== Supplied records

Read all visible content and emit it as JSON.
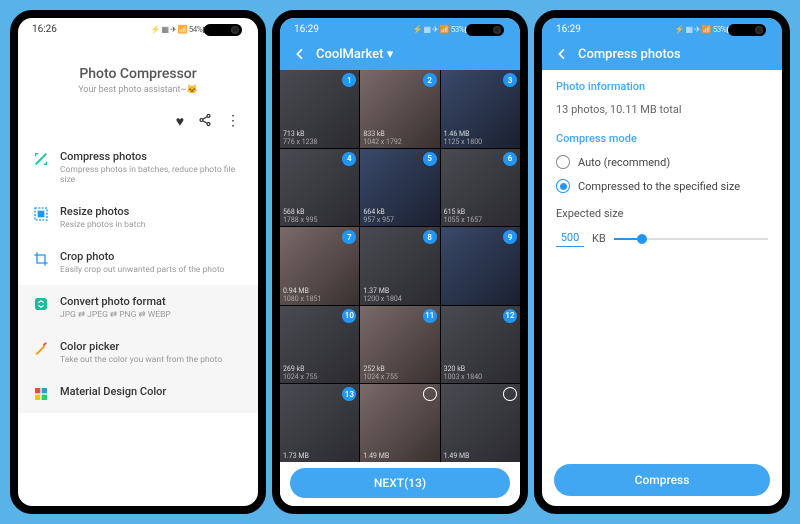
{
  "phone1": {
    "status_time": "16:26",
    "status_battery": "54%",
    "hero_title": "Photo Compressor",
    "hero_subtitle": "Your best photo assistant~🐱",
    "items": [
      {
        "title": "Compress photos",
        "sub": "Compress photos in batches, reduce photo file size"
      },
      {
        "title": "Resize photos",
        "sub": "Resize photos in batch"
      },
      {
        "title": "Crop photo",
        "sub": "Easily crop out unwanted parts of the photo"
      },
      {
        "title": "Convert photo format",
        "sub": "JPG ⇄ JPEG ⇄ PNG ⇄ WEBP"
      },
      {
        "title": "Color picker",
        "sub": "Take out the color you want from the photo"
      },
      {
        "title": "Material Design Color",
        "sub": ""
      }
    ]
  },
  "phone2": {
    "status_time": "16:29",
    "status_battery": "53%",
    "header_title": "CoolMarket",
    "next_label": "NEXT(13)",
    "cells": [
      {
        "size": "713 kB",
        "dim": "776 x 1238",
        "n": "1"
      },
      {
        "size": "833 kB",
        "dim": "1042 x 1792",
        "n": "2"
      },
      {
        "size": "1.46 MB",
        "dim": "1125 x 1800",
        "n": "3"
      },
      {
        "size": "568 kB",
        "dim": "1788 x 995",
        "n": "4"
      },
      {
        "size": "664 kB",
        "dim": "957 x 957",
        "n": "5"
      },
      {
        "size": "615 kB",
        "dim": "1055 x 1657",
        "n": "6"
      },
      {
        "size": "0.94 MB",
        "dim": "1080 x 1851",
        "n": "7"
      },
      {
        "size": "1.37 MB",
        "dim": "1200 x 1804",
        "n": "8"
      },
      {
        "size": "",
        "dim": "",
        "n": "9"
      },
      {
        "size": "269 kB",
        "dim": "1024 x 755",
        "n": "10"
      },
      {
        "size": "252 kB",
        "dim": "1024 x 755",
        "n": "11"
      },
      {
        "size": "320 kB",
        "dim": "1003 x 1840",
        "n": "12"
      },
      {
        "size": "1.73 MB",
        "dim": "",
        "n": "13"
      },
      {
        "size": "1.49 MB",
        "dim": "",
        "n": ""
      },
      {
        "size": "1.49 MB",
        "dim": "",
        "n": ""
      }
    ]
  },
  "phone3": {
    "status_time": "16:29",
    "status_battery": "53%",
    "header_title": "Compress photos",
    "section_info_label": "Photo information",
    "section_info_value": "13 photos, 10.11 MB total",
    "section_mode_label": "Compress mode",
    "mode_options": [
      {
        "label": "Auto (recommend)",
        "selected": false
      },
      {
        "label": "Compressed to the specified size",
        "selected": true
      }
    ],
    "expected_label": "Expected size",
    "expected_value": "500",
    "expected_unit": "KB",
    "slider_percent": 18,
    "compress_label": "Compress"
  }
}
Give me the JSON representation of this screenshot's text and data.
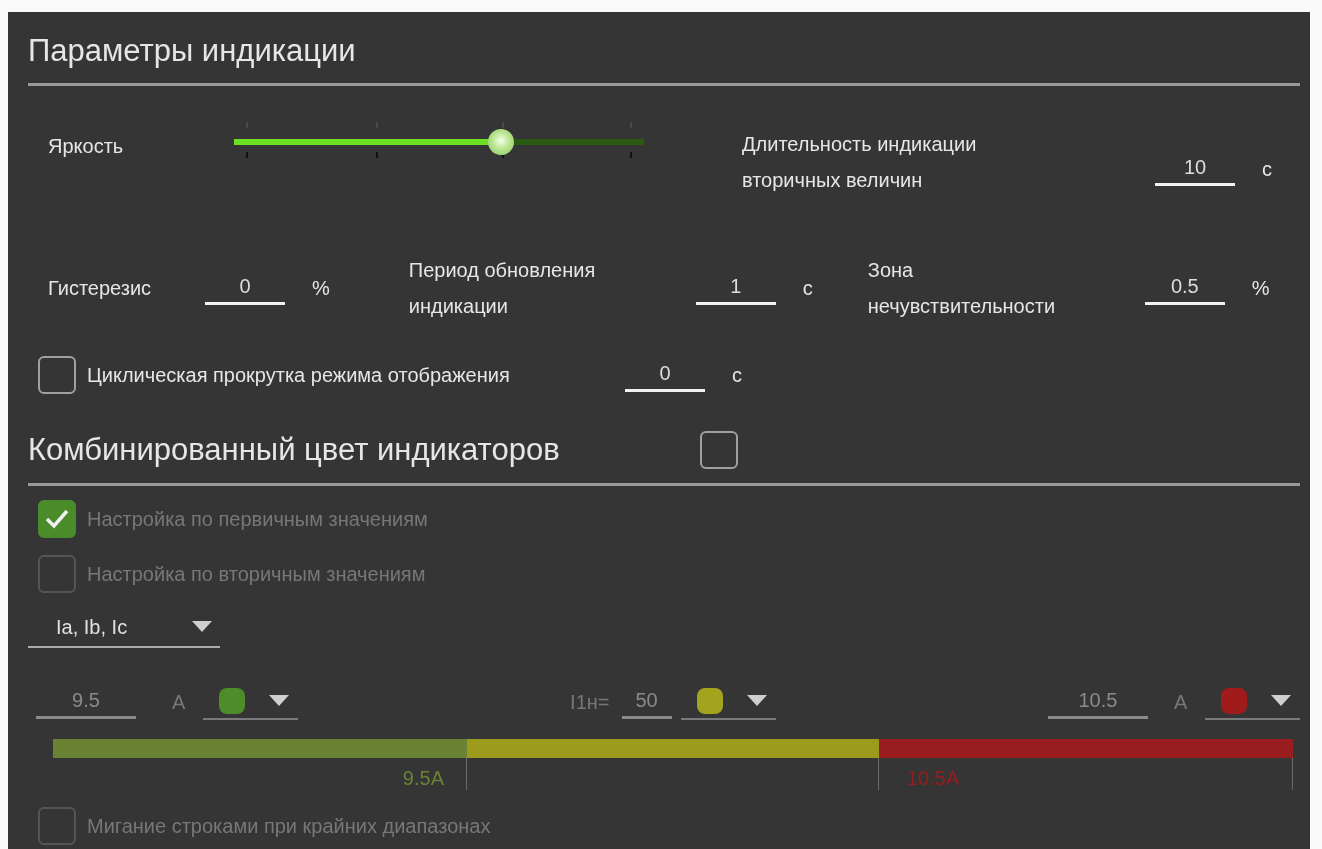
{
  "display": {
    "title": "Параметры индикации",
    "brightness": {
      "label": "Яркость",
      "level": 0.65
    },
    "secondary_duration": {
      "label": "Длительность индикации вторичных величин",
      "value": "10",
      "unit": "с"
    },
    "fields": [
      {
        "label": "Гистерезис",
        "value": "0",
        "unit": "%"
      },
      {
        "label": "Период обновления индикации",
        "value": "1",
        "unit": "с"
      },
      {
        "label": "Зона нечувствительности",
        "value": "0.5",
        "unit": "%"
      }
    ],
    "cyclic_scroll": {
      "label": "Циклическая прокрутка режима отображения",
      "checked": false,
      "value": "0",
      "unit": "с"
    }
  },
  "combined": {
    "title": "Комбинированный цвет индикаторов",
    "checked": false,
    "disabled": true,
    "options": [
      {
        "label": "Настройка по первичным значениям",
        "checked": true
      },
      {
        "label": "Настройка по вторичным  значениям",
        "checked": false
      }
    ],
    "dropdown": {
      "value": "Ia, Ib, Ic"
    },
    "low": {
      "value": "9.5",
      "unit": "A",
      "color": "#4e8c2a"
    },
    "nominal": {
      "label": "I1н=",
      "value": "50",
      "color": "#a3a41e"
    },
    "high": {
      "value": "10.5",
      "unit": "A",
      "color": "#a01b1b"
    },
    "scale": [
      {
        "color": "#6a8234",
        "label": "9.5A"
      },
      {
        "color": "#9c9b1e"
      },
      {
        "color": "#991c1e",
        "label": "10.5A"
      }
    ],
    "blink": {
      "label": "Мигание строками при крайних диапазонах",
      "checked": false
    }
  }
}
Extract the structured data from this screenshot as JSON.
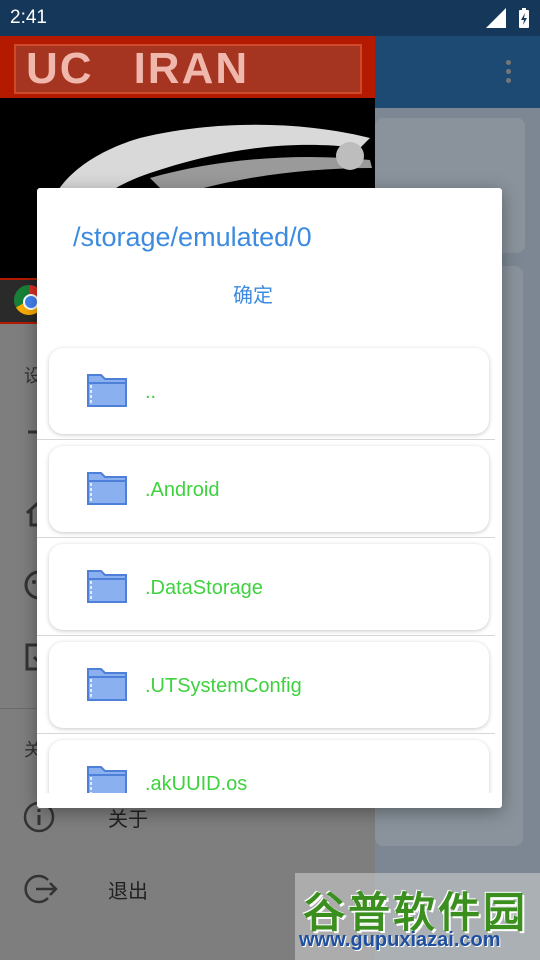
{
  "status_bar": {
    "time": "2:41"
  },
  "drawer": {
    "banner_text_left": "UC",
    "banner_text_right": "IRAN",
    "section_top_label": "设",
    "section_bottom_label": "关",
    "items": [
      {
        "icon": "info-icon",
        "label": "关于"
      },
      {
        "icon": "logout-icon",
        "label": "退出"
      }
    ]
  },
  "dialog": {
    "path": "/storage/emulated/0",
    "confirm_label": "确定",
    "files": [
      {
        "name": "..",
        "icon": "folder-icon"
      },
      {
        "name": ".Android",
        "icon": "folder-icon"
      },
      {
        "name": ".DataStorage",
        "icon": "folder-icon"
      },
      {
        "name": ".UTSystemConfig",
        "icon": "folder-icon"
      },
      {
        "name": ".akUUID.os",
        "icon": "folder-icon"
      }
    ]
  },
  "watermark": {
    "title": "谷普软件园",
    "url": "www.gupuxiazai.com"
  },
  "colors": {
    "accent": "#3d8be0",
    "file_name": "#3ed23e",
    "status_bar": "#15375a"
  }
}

====

Instructions to follow. Copy all the records above exactly, but leave out the pictures.

Expected output.
Read all visible content and emit it as JSON.
{
  "phone1": {
    "status_time": "16:26",
    "status_battery": "54%",
    "hero_title": "Photo Compressor",
    "hero_subtitle": "Your best photo assistant~🐱",
    "items": [
      {
        "title": "Compress photos",
        "sub": "Compress photos in batches, reduce photo file size"
      },
      {
        "title": "Resize photos",
        "sub": "Resize photos in batch"
      },
      {
        "title": "Crop photo",
        "sub": "Easily crop out unwanted parts of the photo"
      },
      {
        "title": "Convert photo format",
        "sub": "JPG ⇄ JPEG ⇄ PNG ⇄ WEBP"
      },
      {
        "title": "Color picker",
        "sub": "Take out the color you want from the photo"
      },
      {
        "title": "Material Design Color",
        "sub": ""
      }
    ]
  },
  "phone2": {
    "status_time": "16:29",
    "status_battery": "53%",
    "header_title": "CoolMarket",
    "next_label": "NEXT(13)",
    "cells": [
      {
        "size": "713 kB",
        "dim": "776 x 1238",
        "n": "1"
      },
      {
        "size": "833 kB",
        "dim": "1042 x 1792",
        "n": "2"
      },
      {
        "size": "1.46 MB",
        "dim": "1125 x 1800",
        "n": "3"
      },
      {
        "size": "568 kB",
        "dim": "1788 x 995",
        "n": "4"
      },
      {
        "size": "664 kB",
        "dim": "957 x 957",
        "n": "5"
      },
      {
        "size": "615 kB",
        "dim": "1055 x 1657",
        "n": "6"
      },
      {
        "size": "0.94 MB",
        "dim": "1080 x 1851",
        "n": "7"
      },
      {
        "size": "1.37 MB",
        "dim": "1200 x 1804",
        "n": "8"
      },
      {
        "size": "",
        "dim": "",
        "n": "9"
      },
      {
        "size": "269 kB",
        "dim": "1024 x 755",
        "n": "10"
      },
      {
        "size": "252 kB",
        "dim": "1024 x 755",
        "n": "11"
      },
      {
        "size": "320 kB",
        "dim": "1003 x 1840",
        "n": "12"
      },
      {
        "size": "1.73 MB",
        "dim": "",
        "n": "13"
      },
      {
        "size": "1.49 MB",
        "dim": "",
        "n": ""
      },
      {
        "size": "1.49 MB",
        "dim": "",
        "n": ""
      }
    ]
  },
  "phone3": {
    "status_time": "16:29",
    "status_battery": "53%",
    "header_title": "Compress photos",
    "section_info_label": "Photo information",
    "section_info_value": "13 photos, 10.11 MB total",
    "section_mode_label": "Compress mode",
    "mode_options": [
      {
        "label": "Auto (recommend)",
        "selected": false
      },
      {
        "label": "Compressed to the specified size",
        "selected": true
      }
    ],
    "expected_label": "Expected size",
    "expected_value": "500",
    "expected_unit": "KB",
    "slider_percent": 18,
    "compress_label": "Compress"
  }
}
Give me the JSON representation of this screenshot's text and data.
{
  "display": {
    "title": "Параметры индикации",
    "brightness": {
      "label": "Яркость",
      "level": 0.65
    },
    "secondary_duration": {
      "label": "Длительность индикации вторичных величин",
      "value": "10",
      "unit": "с"
    },
    "fields": [
      {
        "label": "Гистерезис",
        "value": "0",
        "unit": "%"
      },
      {
        "label": "Период обновления индикации",
        "value": "1",
        "unit": "с"
      },
      {
        "label": "Зона нечувствительности",
        "value": "0.5",
        "unit": "%"
      }
    ],
    "cyclic_scroll": {
      "label": "Циклическая прокрутка режима отображения",
      "checked": false,
      "value": "0",
      "unit": "с"
    }
  },
  "combined": {
    "title": "Комбинированный цвет индикаторов",
    "checked": false,
    "disabled": true,
    "options": [
      {
        "label": "Настройка по первичным значениям",
        "checked": true
      },
      {
        "label": "Настройка по вторичным  значениям",
        "checked": false
      }
    ],
    "dropdown": {
      "value": "Ia, Ib, Ic"
    },
    "low": {
      "value": "9.5",
      "unit": "A",
      "color": "#4e8c2a"
    },
    "nominal": {
      "label": "I1н=",
      "value": "50",
      "color": "#a3a41e"
    },
    "high": {
      "value": "10.5",
      "unit": "A",
      "color": "#a01b1b"
    },
    "scale": [
      {
        "color": "#6a8234",
        "label": "9.5A"
      },
      {
        "color": "#9c9b1e"
      },
      {
        "color": "#991c1e",
        "label": "10.5A"
      }
    ],
    "blink": {
      "label": "Мигание строками при крайних диапазонах",
      "checked": false
    }
  }
}
Extract the structured data from this screenshot as JSON.
{
  "status_bar": {
    "time": "2:41"
  },
  "drawer": {
    "banner_text_left": "UC",
    "banner_text_right": "IRAN",
    "section_top_label": "设",
    "section_bottom_label": "关",
    "items": [
      {
        "icon": "info-icon",
        "label": "关于"
      },
      {
        "icon": "logout-icon",
        "label": "退出"
      }
    ]
  },
  "dialog": {
    "path": "/storage/emulated/0",
    "confirm_label": "确定",
    "files": [
      {
        "name": "..",
        "icon": "folder-icon"
      },
      {
        "name": ".Android",
        "icon": "folder-icon"
      },
      {
        "name": ".DataStorage",
        "icon": "folder-icon"
      },
      {
        "name": ".UTSystemConfig",
        "icon": "folder-icon"
      },
      {
        "name": ".akUUID.os",
        "icon": "folder-icon"
      }
    ]
  },
  "watermark": {
    "title": "谷普软件园",
    "url": "www.gupuxiazai.com"
  },
  "colors": {
    "accent": "#3d8be0",
    "file_name": "#3ed23e",
    "status_bar": "#15375a"
  }
}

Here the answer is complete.